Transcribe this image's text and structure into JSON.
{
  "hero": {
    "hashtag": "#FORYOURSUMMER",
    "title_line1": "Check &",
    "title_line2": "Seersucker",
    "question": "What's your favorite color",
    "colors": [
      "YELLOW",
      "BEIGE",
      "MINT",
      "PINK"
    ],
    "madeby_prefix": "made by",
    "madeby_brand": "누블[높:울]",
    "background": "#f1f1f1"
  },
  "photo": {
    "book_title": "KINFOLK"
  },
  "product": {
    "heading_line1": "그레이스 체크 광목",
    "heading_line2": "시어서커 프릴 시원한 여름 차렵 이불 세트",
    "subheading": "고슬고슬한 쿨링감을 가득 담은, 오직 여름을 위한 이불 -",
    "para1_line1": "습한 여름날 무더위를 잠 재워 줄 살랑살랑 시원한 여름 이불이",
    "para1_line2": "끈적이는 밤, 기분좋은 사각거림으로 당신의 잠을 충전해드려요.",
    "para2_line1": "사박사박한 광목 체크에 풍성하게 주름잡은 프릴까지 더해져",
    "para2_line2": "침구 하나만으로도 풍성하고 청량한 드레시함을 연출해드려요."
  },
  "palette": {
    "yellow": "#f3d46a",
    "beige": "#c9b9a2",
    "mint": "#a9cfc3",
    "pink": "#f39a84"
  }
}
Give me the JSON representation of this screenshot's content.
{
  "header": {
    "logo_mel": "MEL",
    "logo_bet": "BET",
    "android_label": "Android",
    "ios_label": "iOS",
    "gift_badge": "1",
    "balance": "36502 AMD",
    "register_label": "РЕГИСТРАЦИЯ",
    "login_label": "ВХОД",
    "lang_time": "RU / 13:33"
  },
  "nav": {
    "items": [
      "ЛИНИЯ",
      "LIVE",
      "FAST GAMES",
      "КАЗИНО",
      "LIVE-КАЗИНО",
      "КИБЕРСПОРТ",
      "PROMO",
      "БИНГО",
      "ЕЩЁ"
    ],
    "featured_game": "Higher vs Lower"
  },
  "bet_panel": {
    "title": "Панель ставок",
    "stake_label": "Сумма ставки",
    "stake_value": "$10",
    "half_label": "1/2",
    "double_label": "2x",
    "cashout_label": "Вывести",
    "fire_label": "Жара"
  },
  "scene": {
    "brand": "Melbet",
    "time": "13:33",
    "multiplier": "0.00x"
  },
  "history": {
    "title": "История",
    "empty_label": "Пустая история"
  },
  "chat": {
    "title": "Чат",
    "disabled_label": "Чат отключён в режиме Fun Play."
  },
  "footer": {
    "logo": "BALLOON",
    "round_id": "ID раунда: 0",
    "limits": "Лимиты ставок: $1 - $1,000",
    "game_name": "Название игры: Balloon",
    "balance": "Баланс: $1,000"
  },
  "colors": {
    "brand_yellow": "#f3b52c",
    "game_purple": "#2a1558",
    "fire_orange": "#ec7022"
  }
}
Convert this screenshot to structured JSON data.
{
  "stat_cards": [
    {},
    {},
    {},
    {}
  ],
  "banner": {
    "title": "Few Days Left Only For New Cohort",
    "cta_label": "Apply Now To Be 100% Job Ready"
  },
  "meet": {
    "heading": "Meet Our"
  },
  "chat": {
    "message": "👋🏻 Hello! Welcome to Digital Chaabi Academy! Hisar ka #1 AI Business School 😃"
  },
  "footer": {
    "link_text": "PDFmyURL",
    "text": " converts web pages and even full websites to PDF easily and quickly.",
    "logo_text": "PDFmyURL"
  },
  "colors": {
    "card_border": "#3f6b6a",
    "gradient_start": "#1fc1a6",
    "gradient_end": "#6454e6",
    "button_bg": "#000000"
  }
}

************

**Objective:** Filter the records, keeping only lines that contain "this", and show those lines.

**Reply to the task:**
Transcribe this image's text and structure into JSON.
Give me the JSON representation of this screenshot's content.
Convert this screenshot to structured JSON data.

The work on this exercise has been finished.